§ **WHAT THE TASK ASKS**
Using the records below, give the number of lines where the word "которого" appears, with no further output.

§ **ROWS**

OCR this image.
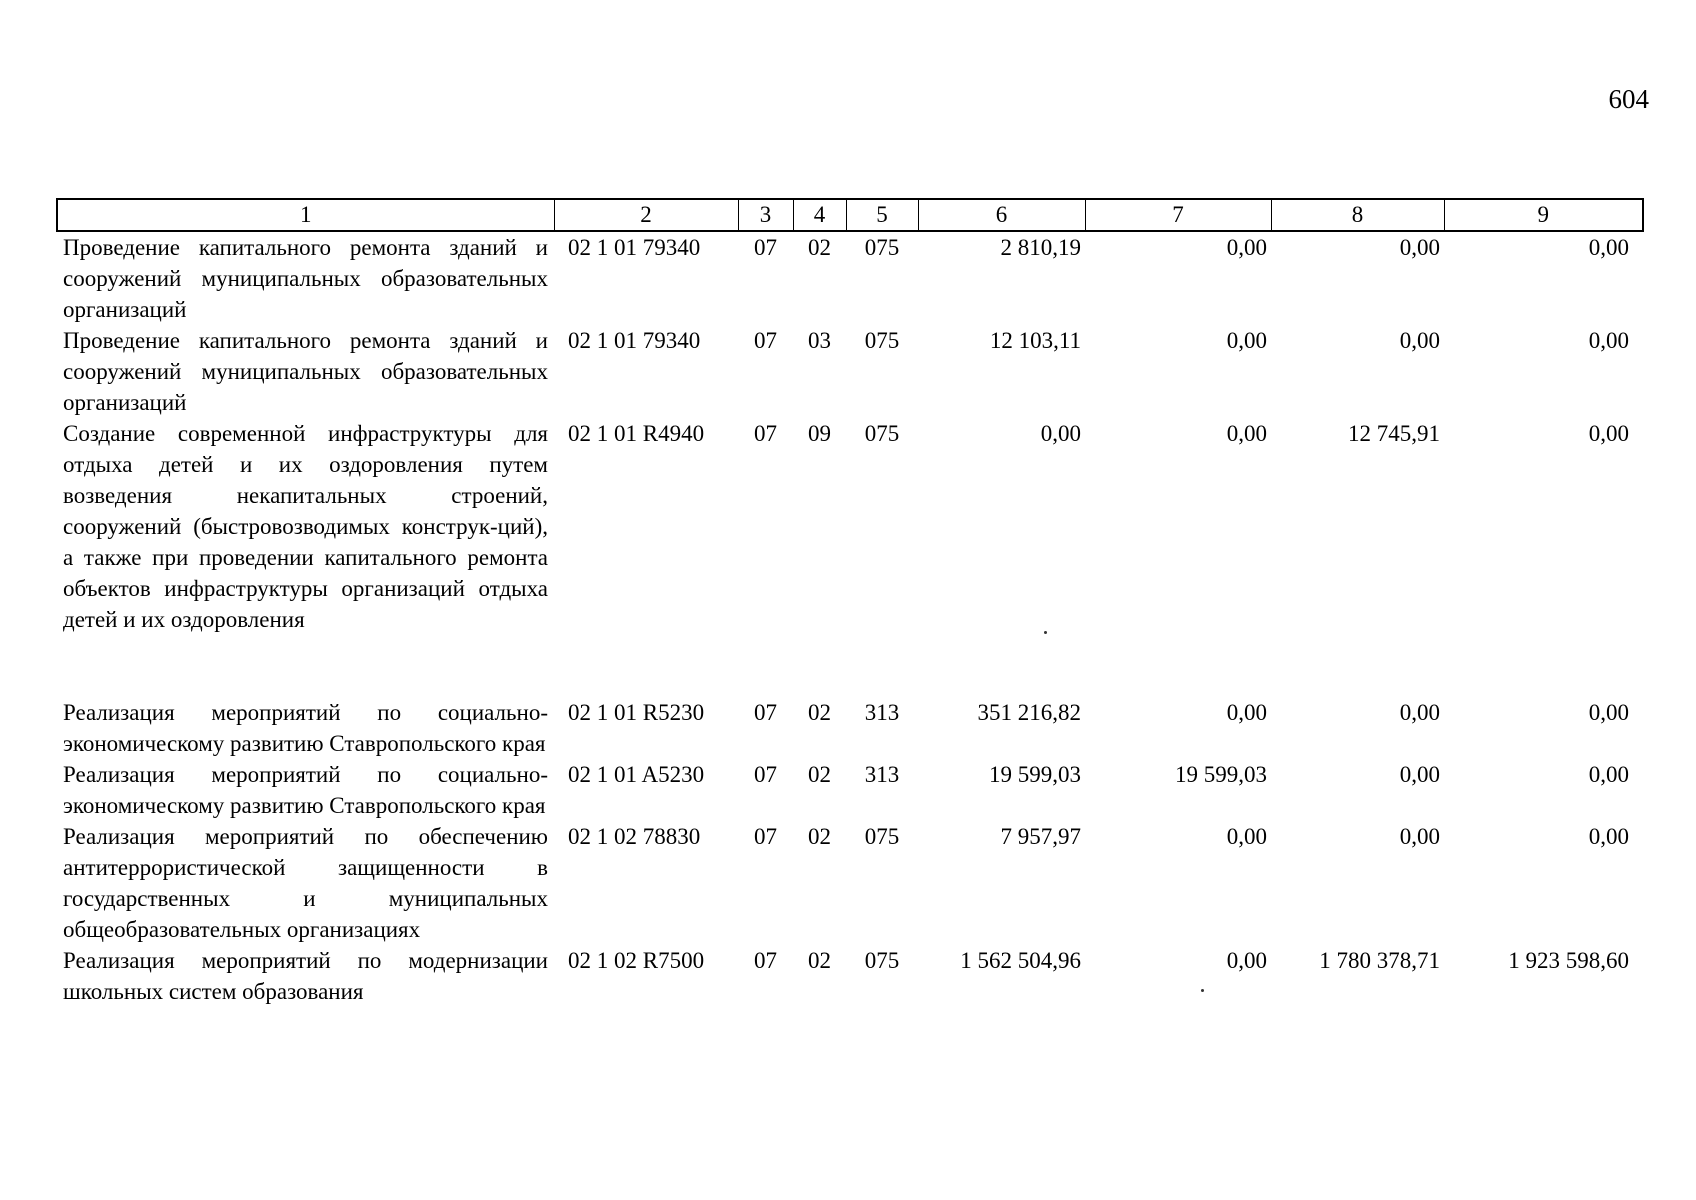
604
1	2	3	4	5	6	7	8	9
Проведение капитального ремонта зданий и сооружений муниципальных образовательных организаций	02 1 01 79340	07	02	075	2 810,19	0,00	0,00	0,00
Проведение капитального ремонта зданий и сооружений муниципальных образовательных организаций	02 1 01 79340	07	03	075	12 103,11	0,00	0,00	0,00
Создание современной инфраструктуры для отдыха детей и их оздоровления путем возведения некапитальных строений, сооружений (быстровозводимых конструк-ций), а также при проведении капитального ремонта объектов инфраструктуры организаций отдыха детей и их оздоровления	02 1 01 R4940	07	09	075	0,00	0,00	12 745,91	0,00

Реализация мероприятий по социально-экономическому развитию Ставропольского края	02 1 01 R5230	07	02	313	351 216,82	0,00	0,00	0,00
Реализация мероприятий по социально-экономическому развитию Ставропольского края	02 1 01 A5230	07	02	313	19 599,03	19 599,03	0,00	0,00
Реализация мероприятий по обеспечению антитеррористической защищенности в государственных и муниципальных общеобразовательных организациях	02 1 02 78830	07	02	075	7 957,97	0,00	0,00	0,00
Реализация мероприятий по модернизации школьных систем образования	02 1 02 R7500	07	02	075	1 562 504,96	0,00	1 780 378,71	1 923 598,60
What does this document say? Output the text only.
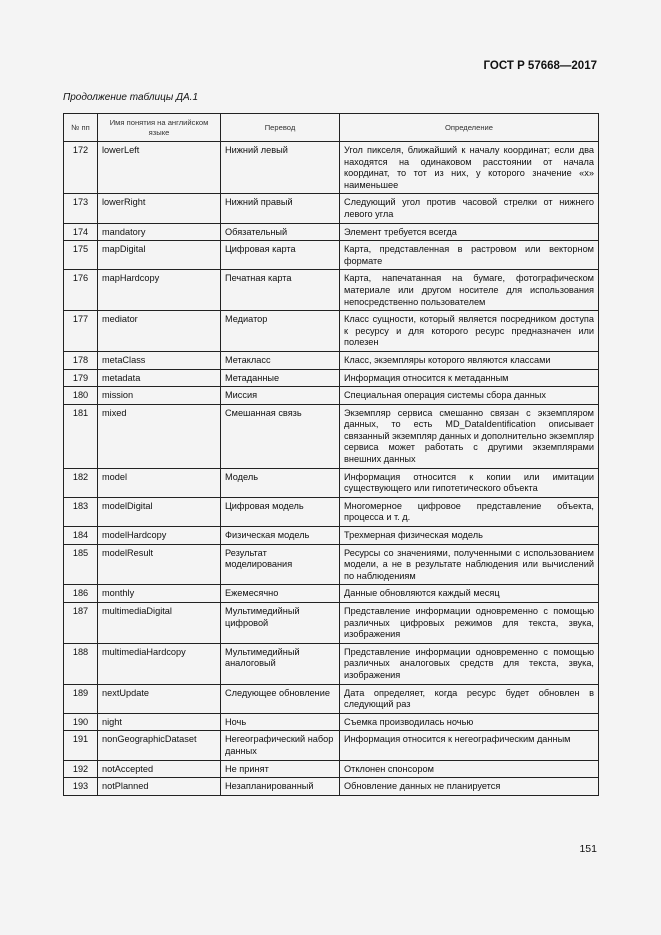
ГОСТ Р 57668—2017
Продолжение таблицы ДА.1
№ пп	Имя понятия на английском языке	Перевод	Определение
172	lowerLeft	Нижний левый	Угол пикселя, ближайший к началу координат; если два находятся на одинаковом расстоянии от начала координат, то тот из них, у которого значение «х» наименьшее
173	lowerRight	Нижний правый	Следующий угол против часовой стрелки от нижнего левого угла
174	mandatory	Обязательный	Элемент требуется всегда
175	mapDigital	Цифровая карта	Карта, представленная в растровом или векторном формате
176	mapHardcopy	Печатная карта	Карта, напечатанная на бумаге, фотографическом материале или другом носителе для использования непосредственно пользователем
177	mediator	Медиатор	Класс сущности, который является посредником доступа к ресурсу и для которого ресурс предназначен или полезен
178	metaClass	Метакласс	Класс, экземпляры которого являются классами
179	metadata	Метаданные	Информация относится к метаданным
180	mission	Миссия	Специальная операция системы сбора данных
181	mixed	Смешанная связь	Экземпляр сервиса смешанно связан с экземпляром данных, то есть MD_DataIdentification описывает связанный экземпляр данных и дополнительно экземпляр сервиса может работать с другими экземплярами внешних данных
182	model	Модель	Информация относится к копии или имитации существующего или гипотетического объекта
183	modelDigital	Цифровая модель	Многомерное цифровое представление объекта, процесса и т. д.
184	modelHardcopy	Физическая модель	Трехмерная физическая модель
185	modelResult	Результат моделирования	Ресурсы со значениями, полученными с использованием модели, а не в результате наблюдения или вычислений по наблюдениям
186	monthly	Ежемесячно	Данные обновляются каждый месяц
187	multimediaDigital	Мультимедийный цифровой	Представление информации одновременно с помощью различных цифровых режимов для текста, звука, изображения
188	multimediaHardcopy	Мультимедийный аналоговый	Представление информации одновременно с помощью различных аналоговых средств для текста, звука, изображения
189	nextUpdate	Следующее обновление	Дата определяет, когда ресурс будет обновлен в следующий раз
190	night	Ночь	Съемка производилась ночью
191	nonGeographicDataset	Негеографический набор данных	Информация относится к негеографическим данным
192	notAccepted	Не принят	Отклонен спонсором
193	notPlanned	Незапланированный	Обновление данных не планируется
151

...

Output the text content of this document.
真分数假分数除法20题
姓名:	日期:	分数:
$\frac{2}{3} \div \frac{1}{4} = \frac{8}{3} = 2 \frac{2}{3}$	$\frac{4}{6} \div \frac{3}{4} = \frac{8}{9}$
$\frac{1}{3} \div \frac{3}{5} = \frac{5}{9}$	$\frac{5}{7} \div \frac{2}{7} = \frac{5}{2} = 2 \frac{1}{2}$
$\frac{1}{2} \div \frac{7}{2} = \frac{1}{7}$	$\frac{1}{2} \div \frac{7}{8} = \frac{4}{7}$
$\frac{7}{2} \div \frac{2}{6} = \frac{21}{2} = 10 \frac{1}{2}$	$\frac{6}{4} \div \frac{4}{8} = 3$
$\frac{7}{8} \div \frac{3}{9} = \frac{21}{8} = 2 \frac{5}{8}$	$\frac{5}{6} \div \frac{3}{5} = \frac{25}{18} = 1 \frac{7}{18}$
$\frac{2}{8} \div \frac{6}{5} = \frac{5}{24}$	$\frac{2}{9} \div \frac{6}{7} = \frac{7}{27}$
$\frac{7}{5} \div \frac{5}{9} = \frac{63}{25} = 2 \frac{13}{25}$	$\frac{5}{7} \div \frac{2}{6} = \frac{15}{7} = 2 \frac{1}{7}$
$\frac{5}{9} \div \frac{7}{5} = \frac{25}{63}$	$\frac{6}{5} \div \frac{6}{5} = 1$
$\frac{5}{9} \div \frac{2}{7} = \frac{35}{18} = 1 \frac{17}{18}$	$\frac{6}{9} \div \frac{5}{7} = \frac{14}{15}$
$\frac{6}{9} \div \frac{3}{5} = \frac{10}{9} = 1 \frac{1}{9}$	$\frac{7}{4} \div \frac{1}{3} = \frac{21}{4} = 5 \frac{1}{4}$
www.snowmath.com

---

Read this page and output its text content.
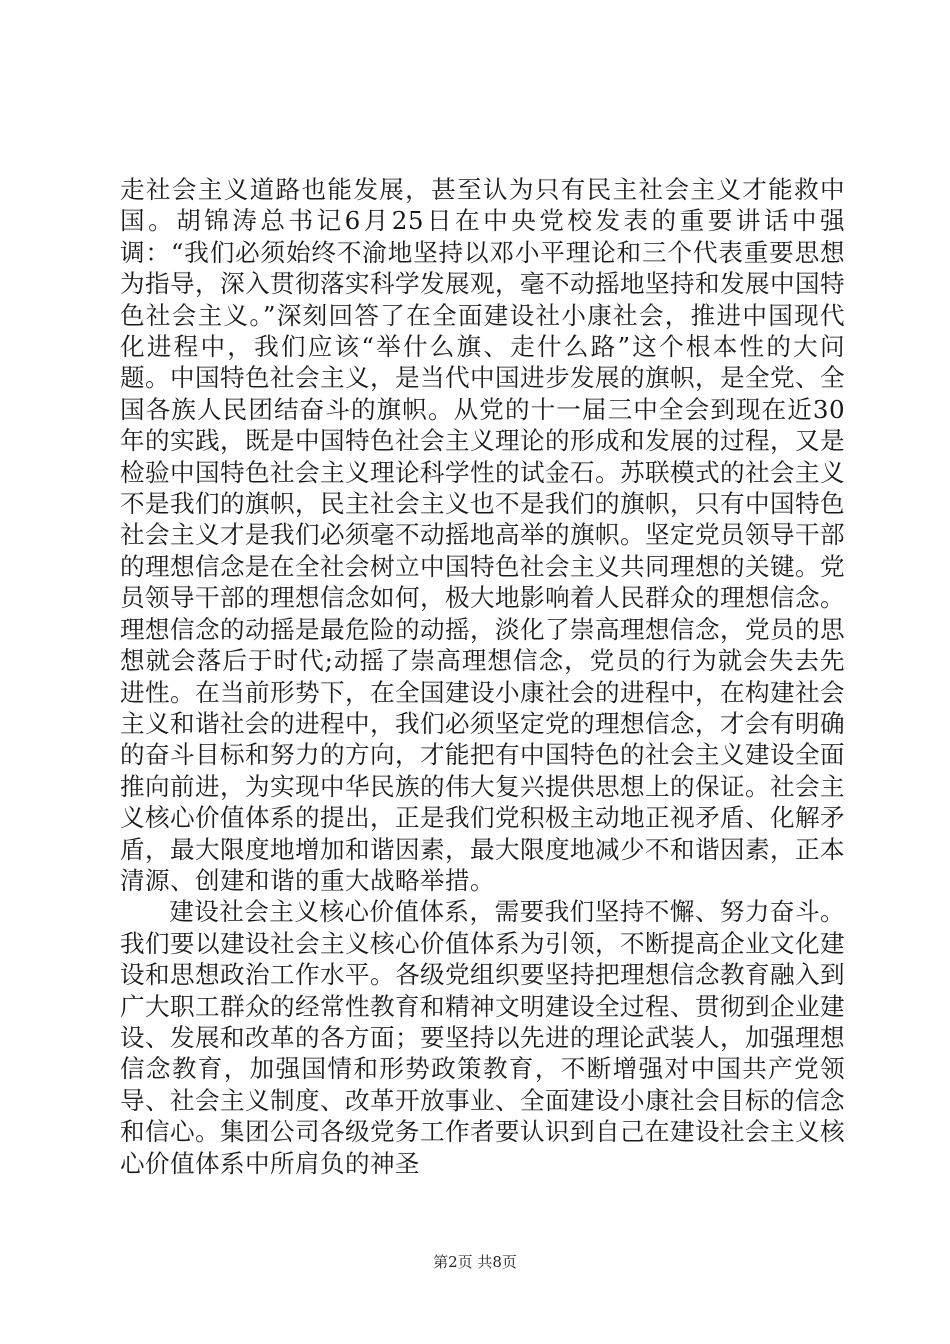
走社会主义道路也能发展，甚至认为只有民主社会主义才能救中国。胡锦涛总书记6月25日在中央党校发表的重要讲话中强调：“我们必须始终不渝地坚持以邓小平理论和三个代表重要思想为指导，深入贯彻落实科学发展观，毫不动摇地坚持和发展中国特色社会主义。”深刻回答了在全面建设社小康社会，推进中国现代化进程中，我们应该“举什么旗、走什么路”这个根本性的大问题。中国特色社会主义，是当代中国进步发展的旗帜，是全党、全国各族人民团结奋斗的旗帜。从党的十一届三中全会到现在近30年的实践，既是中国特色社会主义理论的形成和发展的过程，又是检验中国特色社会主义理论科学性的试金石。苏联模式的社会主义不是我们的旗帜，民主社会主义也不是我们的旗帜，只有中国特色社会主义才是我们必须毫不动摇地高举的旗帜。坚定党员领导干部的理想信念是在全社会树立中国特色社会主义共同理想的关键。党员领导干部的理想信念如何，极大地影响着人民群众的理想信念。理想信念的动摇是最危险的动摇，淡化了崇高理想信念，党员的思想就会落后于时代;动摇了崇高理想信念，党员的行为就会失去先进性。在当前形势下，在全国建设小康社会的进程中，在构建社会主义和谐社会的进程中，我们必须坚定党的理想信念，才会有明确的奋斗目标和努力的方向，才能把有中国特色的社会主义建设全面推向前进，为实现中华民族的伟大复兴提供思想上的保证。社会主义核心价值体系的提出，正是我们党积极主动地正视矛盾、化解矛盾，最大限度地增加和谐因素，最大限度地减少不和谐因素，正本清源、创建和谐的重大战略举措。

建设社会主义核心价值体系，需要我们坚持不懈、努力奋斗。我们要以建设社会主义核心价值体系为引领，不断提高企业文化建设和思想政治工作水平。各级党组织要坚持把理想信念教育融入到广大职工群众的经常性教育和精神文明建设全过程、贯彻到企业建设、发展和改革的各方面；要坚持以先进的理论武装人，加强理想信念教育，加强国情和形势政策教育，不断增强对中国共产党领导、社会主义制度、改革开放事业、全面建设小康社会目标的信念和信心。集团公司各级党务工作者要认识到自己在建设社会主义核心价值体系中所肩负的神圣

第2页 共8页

§ **ANSWER TO THIS EXERCISE**
3